>> start
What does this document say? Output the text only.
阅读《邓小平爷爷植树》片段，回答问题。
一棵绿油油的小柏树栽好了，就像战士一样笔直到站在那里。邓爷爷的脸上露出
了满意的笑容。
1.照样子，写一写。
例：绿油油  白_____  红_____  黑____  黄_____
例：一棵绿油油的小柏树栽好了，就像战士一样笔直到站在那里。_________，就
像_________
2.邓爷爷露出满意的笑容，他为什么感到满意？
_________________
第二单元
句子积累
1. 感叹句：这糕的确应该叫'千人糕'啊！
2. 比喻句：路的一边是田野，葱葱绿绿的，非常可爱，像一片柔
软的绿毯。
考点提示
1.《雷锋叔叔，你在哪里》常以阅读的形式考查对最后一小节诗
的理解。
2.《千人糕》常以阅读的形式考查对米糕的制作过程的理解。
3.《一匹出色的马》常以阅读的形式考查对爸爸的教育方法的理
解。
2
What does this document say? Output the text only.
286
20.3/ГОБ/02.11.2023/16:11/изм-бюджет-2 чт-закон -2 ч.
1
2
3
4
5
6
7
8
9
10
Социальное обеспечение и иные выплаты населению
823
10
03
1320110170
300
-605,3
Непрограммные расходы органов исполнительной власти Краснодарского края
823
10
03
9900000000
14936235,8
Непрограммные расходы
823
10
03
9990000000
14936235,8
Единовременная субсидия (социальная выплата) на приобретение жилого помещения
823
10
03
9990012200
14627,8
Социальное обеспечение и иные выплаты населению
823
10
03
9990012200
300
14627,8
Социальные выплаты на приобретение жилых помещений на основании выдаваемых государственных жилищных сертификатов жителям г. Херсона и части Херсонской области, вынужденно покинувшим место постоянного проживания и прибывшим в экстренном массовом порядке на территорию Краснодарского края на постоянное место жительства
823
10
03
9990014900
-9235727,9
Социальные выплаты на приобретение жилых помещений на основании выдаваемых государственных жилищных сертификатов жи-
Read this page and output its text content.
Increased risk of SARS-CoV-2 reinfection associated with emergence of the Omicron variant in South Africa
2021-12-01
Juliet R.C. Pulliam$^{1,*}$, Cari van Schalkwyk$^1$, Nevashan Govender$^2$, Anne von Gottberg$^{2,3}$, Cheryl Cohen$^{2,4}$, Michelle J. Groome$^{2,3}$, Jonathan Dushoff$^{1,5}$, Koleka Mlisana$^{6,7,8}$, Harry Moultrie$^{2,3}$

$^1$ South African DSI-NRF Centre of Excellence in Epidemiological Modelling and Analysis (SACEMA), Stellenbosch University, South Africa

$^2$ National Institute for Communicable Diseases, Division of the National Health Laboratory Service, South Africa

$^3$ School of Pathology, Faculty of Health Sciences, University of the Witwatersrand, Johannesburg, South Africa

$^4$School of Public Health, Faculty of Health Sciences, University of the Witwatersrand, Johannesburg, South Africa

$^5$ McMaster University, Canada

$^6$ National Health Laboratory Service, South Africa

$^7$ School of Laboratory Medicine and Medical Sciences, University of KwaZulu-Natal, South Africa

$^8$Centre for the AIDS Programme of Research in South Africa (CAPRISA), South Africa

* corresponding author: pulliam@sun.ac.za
>> end
**Request**
Print the listing above in full, exactly as it is.

**Reply to the task**
What does this document say? Output the text only.
阅读《邓小平爷爷植树》片段，回答问题。
一棵绿油油的小柏树栽好了，就像战士一样笔直到站在那里。邓爷爷的脸上露出
了满意的笑容。
1.照样子，写一写。
例：绿油油  白_____  红_____  黑____  黄_____
例：一棵绿油油的小柏树栽好了，就像战士一样笔直到站在那里。_________，就
像_________
2.邓爷爷露出满意的笑容，他为什么感到满意？
_________________
第二单元
句子积累
1. 感叹句：这糕的确应该叫'千人糕'啊！
2. 比喻句：路的一边是田野，葱葱绿绿的，非常可爱，像一片柔
软的绿毯。
考点提示
1.《雷锋叔叔，你在哪里》常以阅读的形式考查对最后一小节诗
的理解。
2.《千人糕》常以阅读的形式考查对米糕的制作过程的理解。
3.《一匹出色的马》常以阅读的形式考查对爸爸的教育方法的理
解。
2
What does this document say? Output the text only.
286
20.3/ГОБ/02.11.2023/16:11/изм-бюджет-2 чт-закон -2 ч.
1
2
3
4
5
6
7
8
9
10
Социальное обеспечение и иные выплаты населению
823
10
03
1320110170
300
-605,3
Непрограммные расходы органов исполнительной власти Краснодарского края
823
10
03
9900000000
14936235,8
Непрограммные расходы
823
10
03
9990000000
14936235,8
Единовременная субсидия (социальная выплата) на приобретение жилого помещения
823
10
03
9990012200
14627,8
Социальное обеспечение и иные выплаты населению
823
10
03
9990012200
300
14627,8
Социальные выплаты на приобретение жилых помещений на основании выдаваемых государственных жилищных сертификатов жителям г. Херсона и части Херсонской области, вынужденно покинувшим место постоянного проживания и прибывшим в экстренном массовом порядке на территорию Краснодарского края на постоянное место жительства
823
10
03
9990014900
-9235727,9
Социальные выплаты на приобретение жилых помещений на основании выдаваемых государственных жилищных сертификатов жи-
Read this page and output its text content.
Increased risk of SARS-CoV-2 reinfection associated with emergence of the Omicron variant in South Africa
2021-12-01
Juliet R.C. Pulliam$^{1,*}$, Cari van Schalkwyk$^1$, Nevashan Govender$^2$, Anne von Gottberg$^{2,3}$, Cheryl Cohen$^{2,4}$, Michelle J. Groome$^{2,3}$, Jonathan Dushoff$^{1,5}$, Koleka Mlisana$^{6,7,8}$, Harry Moultrie$^{2,3}$

$^1$ South African DSI-NRF Centre of Excellence in Epidemiological Modelling and Analysis (SACEMA), Stellenbosch University, South Africa

$^2$ National Institute for Communicable Diseases, Division of the National Health Laboratory Service, South Africa

$^3$ School of Pathology, Faculty of Health Sciences, University of the Witwatersrand, Johannesburg, South Africa

$^4$School of Public Health, Faculty of Health Sciences, University of the Witwatersrand, Johannesburg, South Africa

$^5$ McMaster University, Canada

$^6$ National Health Laboratory Service, South Africa

$^7$ School of Laboratory Medicine and Medical Sciences, University of KwaZulu-Natal, South Africa

$^8$Centre for the AIDS Programme of Research in South Africa (CAPRISA), South Africa

* corresponding author: pulliam@sun.ac.za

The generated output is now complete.